AUFGABEN:
1: Nenne alle Paragraphen des HGB, auf die sich der Text zum Anlagevermögen beruft, einschließlich etwaiger Absatzangaben.
2: Stimmen diese Aussagen mit dem Text zum Anlagevermögen überein? Antworte jeweils mit Ja oder Nein und belege die Antwort mit einem wörtlichen Zitat.
(a) Das Umlaufvermögen dient dem Unternehmen nur kurzfristig.
(b) Das Anlagevermögen wird im Betrieb weiter be- oder verarbeitet.
(c) Im betriebswirtschaftlichen Rechnungswesen und in der volkswirtschaftlichen Gesamtrechnung sind Umfang und Gliederung des Anlagevermögens gleich.

Das Anlagevermögen umfasst die in einem Betrieb längerfristig eingesetzten Wirtschaftsgüter. Der Begriff wird im betriebswirtschaftlichen Rechnungswesen und in der volkswirtschaftlichen Gesamtrechnung verwendet. Umfang und Gliederung des Anlagevermögens sind in beiden Bereichen unterschiedlich. Gegenbegriff zum Anlagevermögen ist das Umlaufvermögen, das dem Unternehmen nur kurzfristig dient.

 

Rechnungswesen

Laut § 247 Abs. 2 Handelsgesetzbuch (HGB) gehören zum Anlagevermögen alle Vermögensgegenstände eines Unternehmens, die dazu bestimmt sind, dauerhaft dem Geschäftsbetrieb zu dienen. Es umfasst alle Vermögensteile, die zum Aufbau und zur Ausstattung eines Betriebes nötig und langfristig im Unternehmen gebunden sind. Das Anlagevermögen wird im Gegensatz zum Umlaufvermögen nicht weiter be- oder verarbeitet und geht nicht in den Prozess der betrieblichen Leistungserstellung ein.

 

Bilanzansatz und Gliederung

Nach dem Grundsatz der Vollständigkeit muss der Jahresabschluss alle Teile des Anlagevermögens berücksichtigen (§ 246 HGB). Eine genaue Aufstellung aller Gegenstände enthält das Inventar (§ 240 HGB), eine zusammenfassende Darstellung der Werte geht in die Aktiva-Seite der Bilanz ein.

 

Das Anlagevermögen gliedert sich nach § 266 HGB in drei Hauptgruppen:

  • immaterielle Vermögensgegenstände sind Konzessionen und andere Rechte wie Patente, Lizenzen sowie der (derivative) Geschäfts- oder Firmenwert,
  • Sachanlagen sind Grundstücke, Immobilien, technische (zum Beispiel Maschinen) und andere Anlagen (zum Beispiel Betriebs- und Geschäftsausstattung)
  • Finanzanlagen sind Beteiligungen an anderen Unternehmen, Wertpapiere und andere finanzielle Forderungen, die langfristig angelegt sind.

BEREITGESTELLTE DATEN:
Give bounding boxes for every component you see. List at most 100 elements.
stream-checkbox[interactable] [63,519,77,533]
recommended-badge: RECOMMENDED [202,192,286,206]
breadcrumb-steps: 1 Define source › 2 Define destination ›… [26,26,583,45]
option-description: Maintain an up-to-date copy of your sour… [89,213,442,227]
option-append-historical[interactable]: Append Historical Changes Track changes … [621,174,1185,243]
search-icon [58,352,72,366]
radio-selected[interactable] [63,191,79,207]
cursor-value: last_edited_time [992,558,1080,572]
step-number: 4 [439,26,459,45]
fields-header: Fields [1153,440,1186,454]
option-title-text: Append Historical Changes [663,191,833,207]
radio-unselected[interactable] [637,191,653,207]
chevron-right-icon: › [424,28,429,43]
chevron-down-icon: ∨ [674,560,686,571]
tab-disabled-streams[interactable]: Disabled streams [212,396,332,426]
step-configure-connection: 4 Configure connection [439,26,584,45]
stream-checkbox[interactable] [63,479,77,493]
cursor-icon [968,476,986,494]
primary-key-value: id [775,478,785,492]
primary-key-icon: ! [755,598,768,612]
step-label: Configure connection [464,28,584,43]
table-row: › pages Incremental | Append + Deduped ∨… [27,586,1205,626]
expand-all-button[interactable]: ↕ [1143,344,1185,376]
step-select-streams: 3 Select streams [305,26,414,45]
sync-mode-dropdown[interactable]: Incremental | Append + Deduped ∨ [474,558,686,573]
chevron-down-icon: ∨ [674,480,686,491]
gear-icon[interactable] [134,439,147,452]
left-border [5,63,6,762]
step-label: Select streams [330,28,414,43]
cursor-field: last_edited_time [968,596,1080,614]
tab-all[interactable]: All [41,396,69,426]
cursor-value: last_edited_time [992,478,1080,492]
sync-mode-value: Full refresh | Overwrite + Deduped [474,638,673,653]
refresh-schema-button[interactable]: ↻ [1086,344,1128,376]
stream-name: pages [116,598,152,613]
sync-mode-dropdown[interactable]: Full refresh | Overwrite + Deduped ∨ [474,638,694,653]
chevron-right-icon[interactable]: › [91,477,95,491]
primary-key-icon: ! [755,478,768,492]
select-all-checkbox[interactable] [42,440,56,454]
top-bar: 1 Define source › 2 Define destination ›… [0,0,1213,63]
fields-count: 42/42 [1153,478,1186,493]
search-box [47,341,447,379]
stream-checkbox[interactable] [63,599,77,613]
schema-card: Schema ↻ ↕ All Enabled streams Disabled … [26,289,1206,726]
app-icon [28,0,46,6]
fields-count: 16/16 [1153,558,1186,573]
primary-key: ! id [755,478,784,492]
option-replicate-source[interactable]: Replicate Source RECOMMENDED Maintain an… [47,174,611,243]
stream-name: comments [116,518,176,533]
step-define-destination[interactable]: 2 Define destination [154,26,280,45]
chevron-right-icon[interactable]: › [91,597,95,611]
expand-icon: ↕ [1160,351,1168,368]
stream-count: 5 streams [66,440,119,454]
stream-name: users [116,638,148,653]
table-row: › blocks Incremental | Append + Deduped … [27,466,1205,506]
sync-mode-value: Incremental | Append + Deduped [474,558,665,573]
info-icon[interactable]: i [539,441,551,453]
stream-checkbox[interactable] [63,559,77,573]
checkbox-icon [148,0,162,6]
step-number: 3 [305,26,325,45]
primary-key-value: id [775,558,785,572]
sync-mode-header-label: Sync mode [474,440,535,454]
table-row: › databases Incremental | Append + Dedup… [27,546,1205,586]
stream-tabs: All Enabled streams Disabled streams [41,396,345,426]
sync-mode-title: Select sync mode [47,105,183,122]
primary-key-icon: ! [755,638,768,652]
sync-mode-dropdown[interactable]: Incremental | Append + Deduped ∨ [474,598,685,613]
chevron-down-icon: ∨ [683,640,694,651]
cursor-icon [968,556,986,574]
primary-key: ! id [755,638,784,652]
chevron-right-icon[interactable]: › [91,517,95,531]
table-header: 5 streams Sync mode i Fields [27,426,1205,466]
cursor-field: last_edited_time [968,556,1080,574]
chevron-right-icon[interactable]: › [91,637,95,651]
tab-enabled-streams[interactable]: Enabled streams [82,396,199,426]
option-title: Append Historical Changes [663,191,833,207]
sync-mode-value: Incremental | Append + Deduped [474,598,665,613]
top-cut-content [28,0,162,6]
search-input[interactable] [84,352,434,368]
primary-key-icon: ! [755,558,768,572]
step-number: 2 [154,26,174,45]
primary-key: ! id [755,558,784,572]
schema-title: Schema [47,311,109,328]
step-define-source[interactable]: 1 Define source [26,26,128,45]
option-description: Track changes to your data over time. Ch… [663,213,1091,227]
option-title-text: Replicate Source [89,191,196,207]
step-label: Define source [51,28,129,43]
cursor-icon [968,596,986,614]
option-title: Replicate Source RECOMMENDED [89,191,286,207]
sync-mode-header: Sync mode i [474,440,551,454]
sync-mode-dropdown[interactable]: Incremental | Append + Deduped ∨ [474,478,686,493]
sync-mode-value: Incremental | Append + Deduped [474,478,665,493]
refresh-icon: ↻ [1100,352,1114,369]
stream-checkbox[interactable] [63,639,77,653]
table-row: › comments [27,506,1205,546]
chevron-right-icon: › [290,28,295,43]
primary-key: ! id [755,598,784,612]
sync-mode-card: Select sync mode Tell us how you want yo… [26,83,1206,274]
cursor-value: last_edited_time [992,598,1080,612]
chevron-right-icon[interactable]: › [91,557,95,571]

LÖSUNGEN:
1: § 247 Abs. 2, § 246, § 240, § 266

2:
(a) Ja: „Gegenbegriff zum Anlagevermögen ist das Umlaufvermögen, das dem Unternehmen nur kurzfristig dient.“
(b) Nein: „Das Anlagevermögen wird im Gegensatz zum Umlaufvermögen nicht weiter be- oder verarbeitet“
(c) Nein: „Umfang und Gliederung des Anlagevermögens sind in beiden Bereichen unterschiedlich.“